Directions - Below is a set of entries; give all of them again exactly.
»»
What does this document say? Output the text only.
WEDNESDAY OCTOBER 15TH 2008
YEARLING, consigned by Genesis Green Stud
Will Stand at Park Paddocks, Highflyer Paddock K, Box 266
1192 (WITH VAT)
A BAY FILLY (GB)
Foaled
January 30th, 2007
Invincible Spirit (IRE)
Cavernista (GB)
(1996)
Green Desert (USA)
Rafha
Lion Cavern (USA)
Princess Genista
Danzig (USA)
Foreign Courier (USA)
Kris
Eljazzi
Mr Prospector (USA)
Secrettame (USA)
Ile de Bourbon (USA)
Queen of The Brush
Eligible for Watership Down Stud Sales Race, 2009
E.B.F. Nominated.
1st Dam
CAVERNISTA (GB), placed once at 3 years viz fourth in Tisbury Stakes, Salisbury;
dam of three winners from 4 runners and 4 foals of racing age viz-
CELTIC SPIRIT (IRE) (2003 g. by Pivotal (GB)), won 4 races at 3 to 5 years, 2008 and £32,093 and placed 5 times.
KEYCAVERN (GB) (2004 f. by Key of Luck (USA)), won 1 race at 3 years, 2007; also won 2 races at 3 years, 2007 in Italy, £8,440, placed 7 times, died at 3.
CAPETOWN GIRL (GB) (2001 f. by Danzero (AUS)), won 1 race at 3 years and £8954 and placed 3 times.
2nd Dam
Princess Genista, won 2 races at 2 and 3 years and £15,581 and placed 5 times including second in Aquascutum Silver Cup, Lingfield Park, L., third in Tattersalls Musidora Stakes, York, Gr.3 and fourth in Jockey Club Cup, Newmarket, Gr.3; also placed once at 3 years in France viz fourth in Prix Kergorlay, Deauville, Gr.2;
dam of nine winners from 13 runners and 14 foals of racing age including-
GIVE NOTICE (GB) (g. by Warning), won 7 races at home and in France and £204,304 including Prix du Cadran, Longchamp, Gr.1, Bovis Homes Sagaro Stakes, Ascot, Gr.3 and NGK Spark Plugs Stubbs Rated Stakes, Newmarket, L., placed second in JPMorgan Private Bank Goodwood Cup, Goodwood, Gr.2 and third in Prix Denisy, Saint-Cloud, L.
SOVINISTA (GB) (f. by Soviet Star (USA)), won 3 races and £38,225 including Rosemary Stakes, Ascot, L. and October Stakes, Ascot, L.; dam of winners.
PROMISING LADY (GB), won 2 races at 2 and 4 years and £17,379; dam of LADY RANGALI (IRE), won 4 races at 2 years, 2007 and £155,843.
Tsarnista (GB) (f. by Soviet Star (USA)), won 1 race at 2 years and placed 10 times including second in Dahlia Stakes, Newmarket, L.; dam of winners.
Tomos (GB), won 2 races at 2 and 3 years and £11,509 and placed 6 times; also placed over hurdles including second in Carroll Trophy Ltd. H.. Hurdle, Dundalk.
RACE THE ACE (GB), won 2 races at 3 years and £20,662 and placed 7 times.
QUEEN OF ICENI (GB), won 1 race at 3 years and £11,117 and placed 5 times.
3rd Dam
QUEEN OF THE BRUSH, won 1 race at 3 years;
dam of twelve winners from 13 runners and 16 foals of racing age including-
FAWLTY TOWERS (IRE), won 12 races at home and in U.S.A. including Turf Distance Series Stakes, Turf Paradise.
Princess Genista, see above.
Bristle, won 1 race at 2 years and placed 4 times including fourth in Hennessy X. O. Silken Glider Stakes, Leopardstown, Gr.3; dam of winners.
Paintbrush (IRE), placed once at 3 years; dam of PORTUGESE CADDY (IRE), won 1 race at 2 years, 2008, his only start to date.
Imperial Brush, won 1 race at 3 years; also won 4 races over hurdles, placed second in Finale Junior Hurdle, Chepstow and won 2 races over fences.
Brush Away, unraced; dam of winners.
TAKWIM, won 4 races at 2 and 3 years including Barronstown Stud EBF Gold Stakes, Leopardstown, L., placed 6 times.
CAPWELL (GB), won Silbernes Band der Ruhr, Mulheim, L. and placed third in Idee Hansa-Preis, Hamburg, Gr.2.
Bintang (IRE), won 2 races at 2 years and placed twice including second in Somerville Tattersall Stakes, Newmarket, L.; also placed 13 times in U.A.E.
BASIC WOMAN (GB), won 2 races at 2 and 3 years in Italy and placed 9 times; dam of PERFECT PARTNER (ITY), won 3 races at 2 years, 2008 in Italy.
««
Answer box -
What does this document say? Output the text only.
WEDNESDAY OCTOBER 15TH 2008
YEARLING, consigned by Genesis Green Stud
Will Stand at Park Paddocks, Highflyer Paddock K, Box 266
1192 (WITH VAT)
A BAY FILLY (GB)
Foaled
January 30th, 2007
Invincible Spirit (IRE)
Cavernista (GB)
(1996)
Green Desert (USA)
Rafha
Lion Cavern (USA)
Princess Genista
Danzig (USA)
Foreign Courier (USA)
Kris
Eljazzi
Mr Prospector (USA)
Secrettame (USA)
Ile de Bourbon (USA)
Queen of The Brush
Eligible for Watership Down Stud Sales Race, 2009
E.B.F. Nominated.
1st Dam
CAVERNISTA (GB), placed once at 3 years viz fourth in Tisbury Stakes, Salisbury;
dam of three winners from 4 runners and 4 foals of racing age viz-
CELTIC SPIRIT (IRE) (2003 g. by Pivotal (GB)), won 4 races at 3 to 5 years, 2008 and £32,093 and placed 5 times.
KEYCAVERN (GB) (2004 f. by Key of Luck (USA)), won 1 race at 3 years, 2007; also won 2 races at 3 years, 2007 in Italy, £8,440, placed 7 times, died at 3.
CAPETOWN GIRL (GB) (2001 f. by Danzero (AUS)), won 1 race at 3 years and £8954 and placed 3 times.
2nd Dam
Princess Genista, won 2 races at 2 and 3 years and £15,581 and placed 5 times including second in Aquascutum Silver Cup, Lingfield Park, L., third in Tattersalls Musidora Stakes, York, Gr.3 and fourth in Jockey Club Cup, Newmarket, Gr.3; also placed once at 3 years in France viz fourth in Prix Kergorlay, Deauville, Gr.2;
dam of nine winners from 13 runners and 14 foals of racing age including-
GIVE NOTICE (GB) (g. by Warning), won 7 races at home and in France and £204,304 including Prix du Cadran, Longchamp, Gr.1, Bovis Homes Sagaro Stakes, Ascot, Gr.3 and NGK Spark Plugs Stubbs Rated Stakes, Newmarket, L., placed second in JPMorgan Private Bank Goodwood Cup, Goodwood, Gr.2 and third in Prix Denisy, Saint-Cloud, L.
SOVINISTA (GB) (f. by Soviet Star (USA)), won 3 races and £38,225 including Rosemary Stakes, Ascot, L. and October Stakes, Ascot, L.; dam of winners.
PROMISING LADY (GB), won 2 races at 2 and 4 years and £17,379; dam of LADY RANGALI (IRE), won 4 races at 2 years, 2007 and £155,843.
Tsarnista (GB) (f. by Soviet Star (USA)), won 1 race at 2 years and placed 10 times including second in Dahlia Stakes, Newmarket, L.; dam of winners.
Tomos (GB), won 2 races at 2 and 3 years and £11,509 and placed 6 times; also placed over hurdles including second in Carroll Trophy Ltd. H.. Hurdle, Dundalk.
RACE THE ACE (GB), won 2 races at 3 years and £20,662 and placed 7 times.
QUEEN OF ICENI (GB), won 1 race at 3 years and £11,117 and placed 5 times.
3rd Dam
QUEEN OF THE BRUSH, won 1 race at 3 years;
dam of twelve winners from 13 runners and 16 foals of racing age including-
FAWLTY TOWERS (IRE), won 12 races at home and in U.S.A. including Turf Distance Series Stakes, Turf Paradise.
Princess Genista, see above.
Bristle, won 1 race at 2 years and placed 4 times including fourth in Hennessy X. O. Silken Glider Stakes, Leopardstown, Gr.3; dam of winners.
Paintbrush (IRE), placed once at 3 years; dam of PORTUGESE CADDY (IRE), won 1 race at 2 years, 2008, his only start to date.
Imperial Brush, won 1 race at 3 years; also won 4 races over hurdles, placed second in Finale Junior Hurdle, Chepstow and won 2 races over fences.
Brush Away, unraced; dam of winners.
TAKWIM, won 4 races at 2 and 3 years including Barronstown Stud EBF Gold Stakes, Leopardstown, L., placed 6 times.
CAPWELL (GB), won Silbernes Band der Ruhr, Mulheim, L. and placed third in Idee Hansa-Preis, Hamburg, Gr.2.
Bintang (IRE), won 2 races at 2 years and placed twice including second in Somerville Tattersall Stakes, Newmarket, L.; also placed 13 times in U.A.E.
BASIC WOMAN (GB), won 2 races at 2 and 3 years in Italy and placed 9 times; dam of PERFECT PARTNER (ITY), won 3 races at 2 years, 2008 in Italy.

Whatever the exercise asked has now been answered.